- DATA EXCERPTS
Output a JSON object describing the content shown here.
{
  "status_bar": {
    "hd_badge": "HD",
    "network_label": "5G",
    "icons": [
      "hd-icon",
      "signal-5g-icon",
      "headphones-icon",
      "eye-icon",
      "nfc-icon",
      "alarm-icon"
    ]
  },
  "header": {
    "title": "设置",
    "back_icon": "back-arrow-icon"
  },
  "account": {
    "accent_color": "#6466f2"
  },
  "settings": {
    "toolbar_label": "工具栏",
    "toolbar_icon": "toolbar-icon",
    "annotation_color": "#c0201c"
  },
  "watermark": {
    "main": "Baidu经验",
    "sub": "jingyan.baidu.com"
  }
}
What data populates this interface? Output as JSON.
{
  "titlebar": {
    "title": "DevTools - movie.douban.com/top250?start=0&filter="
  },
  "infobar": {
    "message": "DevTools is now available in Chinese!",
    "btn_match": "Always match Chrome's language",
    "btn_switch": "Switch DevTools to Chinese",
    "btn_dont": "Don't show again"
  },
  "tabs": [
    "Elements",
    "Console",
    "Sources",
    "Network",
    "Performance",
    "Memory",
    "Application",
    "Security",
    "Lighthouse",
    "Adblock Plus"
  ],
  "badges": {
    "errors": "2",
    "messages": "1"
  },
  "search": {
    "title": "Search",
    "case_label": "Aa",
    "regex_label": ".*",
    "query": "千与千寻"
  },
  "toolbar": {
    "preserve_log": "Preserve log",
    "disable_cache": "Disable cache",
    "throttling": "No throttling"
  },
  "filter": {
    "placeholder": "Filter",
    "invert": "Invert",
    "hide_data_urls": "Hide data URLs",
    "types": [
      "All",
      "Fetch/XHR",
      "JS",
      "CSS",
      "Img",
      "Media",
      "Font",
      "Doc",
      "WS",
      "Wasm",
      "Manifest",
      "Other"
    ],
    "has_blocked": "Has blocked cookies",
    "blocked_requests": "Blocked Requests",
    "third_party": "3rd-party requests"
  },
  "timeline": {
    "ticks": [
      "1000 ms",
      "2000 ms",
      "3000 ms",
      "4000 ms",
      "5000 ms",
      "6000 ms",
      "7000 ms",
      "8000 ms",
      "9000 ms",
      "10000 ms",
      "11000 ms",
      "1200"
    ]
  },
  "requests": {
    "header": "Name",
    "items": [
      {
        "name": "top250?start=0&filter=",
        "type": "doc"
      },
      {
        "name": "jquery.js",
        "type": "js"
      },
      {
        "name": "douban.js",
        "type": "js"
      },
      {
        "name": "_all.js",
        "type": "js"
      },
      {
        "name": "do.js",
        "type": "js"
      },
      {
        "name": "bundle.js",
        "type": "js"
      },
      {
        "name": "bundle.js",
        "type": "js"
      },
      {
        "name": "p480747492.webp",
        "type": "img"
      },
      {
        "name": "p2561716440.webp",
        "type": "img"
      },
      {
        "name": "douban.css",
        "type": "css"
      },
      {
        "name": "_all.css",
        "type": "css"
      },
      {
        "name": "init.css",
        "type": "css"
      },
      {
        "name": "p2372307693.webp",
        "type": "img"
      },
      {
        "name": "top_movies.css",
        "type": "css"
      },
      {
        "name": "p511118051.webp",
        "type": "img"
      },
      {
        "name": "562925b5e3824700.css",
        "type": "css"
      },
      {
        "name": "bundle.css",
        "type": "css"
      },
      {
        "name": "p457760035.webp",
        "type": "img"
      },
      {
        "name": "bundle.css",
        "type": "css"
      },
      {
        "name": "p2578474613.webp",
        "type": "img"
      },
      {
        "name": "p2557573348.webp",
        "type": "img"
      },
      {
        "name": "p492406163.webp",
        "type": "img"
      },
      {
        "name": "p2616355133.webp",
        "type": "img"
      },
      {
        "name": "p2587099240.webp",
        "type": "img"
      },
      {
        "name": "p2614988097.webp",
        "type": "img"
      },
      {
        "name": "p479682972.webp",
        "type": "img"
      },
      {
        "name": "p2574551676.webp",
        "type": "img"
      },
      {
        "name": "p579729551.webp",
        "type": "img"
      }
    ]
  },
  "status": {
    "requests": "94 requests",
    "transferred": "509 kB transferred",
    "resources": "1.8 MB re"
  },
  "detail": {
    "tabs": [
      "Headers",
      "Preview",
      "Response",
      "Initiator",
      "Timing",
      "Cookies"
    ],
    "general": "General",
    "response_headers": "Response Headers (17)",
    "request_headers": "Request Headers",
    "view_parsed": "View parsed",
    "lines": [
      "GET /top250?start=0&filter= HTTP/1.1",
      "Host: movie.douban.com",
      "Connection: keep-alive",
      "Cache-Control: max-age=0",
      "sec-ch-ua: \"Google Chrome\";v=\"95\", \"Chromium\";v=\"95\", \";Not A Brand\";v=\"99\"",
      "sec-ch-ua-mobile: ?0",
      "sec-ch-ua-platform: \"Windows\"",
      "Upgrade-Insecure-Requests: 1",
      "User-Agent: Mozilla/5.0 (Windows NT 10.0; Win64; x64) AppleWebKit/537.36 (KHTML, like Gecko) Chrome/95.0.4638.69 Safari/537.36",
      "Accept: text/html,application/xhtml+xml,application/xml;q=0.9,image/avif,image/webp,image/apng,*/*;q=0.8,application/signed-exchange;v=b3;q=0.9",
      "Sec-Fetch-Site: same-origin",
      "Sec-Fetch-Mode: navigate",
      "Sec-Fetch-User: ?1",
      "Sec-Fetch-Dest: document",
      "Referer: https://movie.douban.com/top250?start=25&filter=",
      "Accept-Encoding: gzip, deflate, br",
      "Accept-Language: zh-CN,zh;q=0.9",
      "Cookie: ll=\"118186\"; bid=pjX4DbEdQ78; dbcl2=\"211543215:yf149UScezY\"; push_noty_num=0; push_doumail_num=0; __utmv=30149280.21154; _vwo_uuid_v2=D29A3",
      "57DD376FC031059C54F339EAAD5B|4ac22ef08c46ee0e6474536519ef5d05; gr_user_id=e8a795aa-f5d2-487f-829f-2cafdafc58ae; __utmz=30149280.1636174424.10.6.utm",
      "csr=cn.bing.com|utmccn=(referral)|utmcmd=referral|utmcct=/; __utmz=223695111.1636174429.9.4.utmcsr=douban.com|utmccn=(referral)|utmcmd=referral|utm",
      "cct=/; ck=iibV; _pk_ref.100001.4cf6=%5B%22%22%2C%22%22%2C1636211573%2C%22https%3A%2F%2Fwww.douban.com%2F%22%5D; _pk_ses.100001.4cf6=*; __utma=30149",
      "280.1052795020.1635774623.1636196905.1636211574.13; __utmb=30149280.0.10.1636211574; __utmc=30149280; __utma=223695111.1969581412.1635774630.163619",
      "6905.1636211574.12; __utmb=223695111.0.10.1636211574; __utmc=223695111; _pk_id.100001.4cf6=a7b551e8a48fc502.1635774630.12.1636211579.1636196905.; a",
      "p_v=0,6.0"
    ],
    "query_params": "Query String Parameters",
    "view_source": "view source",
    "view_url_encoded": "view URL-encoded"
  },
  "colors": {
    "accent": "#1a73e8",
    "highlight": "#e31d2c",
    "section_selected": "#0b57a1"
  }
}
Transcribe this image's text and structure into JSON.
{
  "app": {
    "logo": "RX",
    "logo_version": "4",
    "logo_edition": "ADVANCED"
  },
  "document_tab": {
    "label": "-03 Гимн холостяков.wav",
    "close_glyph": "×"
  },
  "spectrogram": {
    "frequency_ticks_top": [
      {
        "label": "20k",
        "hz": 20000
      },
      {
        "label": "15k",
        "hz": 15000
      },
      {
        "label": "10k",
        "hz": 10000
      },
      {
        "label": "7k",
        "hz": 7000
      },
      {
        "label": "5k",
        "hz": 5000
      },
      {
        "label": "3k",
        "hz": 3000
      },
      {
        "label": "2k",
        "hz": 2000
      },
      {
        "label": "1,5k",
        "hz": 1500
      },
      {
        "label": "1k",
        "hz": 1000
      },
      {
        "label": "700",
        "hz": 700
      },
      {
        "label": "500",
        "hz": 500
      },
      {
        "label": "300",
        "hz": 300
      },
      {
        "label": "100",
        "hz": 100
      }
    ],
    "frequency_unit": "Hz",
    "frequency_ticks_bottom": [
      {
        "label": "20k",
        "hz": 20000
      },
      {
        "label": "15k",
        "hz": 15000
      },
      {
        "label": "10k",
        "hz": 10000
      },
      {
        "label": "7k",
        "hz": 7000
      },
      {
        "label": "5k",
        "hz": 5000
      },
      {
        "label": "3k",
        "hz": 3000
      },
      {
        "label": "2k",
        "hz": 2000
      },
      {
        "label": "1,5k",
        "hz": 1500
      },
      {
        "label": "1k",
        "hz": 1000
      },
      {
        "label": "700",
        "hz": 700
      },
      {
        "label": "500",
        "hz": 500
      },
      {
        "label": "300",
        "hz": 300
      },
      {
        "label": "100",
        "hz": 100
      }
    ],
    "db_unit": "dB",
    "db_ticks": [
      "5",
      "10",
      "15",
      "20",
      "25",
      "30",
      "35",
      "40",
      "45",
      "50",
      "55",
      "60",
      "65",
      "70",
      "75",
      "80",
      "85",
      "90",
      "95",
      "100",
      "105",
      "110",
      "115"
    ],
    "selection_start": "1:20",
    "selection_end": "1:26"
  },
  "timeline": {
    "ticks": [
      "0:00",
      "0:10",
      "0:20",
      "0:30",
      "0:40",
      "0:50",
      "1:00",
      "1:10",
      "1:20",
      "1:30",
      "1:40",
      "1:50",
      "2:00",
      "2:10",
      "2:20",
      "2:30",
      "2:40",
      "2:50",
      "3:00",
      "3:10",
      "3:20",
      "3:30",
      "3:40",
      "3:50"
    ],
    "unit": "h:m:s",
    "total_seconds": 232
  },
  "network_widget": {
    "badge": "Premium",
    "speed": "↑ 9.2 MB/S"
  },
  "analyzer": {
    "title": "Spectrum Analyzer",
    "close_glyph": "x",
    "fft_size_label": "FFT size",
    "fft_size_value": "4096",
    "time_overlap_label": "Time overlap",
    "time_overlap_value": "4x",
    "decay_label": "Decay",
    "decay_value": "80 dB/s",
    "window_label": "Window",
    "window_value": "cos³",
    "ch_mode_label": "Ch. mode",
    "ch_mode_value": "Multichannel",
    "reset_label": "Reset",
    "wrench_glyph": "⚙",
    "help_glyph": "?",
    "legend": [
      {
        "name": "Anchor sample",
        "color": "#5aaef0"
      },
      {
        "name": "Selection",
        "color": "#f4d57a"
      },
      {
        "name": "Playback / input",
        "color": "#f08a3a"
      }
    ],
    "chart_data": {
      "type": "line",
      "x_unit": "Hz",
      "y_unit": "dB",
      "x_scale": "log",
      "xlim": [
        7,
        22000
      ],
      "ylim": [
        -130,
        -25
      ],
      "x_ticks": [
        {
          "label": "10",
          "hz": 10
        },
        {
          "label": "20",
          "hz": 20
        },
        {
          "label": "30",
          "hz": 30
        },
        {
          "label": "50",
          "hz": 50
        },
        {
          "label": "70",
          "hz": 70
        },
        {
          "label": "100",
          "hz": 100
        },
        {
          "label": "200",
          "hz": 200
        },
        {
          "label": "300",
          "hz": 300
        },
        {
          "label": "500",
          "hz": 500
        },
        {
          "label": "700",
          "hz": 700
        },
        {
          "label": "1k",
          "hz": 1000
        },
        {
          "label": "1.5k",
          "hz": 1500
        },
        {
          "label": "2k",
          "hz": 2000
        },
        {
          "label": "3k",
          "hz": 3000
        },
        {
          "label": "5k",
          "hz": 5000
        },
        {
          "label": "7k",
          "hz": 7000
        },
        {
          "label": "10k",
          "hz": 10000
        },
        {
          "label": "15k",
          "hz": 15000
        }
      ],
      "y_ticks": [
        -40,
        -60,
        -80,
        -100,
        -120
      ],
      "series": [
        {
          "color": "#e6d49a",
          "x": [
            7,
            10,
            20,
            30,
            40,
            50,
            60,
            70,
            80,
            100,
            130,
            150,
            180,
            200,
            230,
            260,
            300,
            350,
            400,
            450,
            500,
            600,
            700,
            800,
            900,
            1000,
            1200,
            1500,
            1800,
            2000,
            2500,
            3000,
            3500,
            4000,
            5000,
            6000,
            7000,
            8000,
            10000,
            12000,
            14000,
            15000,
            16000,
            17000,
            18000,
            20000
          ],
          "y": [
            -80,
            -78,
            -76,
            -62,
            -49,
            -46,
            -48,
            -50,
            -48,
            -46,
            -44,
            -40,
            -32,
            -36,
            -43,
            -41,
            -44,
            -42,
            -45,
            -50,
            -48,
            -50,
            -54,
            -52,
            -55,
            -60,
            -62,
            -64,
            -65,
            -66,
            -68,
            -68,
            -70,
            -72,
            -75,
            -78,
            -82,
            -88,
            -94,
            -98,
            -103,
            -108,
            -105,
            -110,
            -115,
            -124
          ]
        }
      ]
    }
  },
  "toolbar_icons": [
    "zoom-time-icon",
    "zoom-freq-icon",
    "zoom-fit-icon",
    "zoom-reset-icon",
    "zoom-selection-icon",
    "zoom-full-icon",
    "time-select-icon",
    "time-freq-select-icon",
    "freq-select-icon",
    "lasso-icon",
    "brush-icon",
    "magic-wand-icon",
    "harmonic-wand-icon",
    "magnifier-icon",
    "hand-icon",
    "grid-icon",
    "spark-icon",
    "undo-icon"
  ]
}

- STATED GOAL
Gather all lines with the string "DevTools" from the data.

- ANSWER FOR THIS EXERCISE
    "title": "DevTools - movie.douban.com/top250?start=0&filter="
    "message": "DevTools is now available in Chinese!",
    "btn_switch": "Switch DevTools to Chinese",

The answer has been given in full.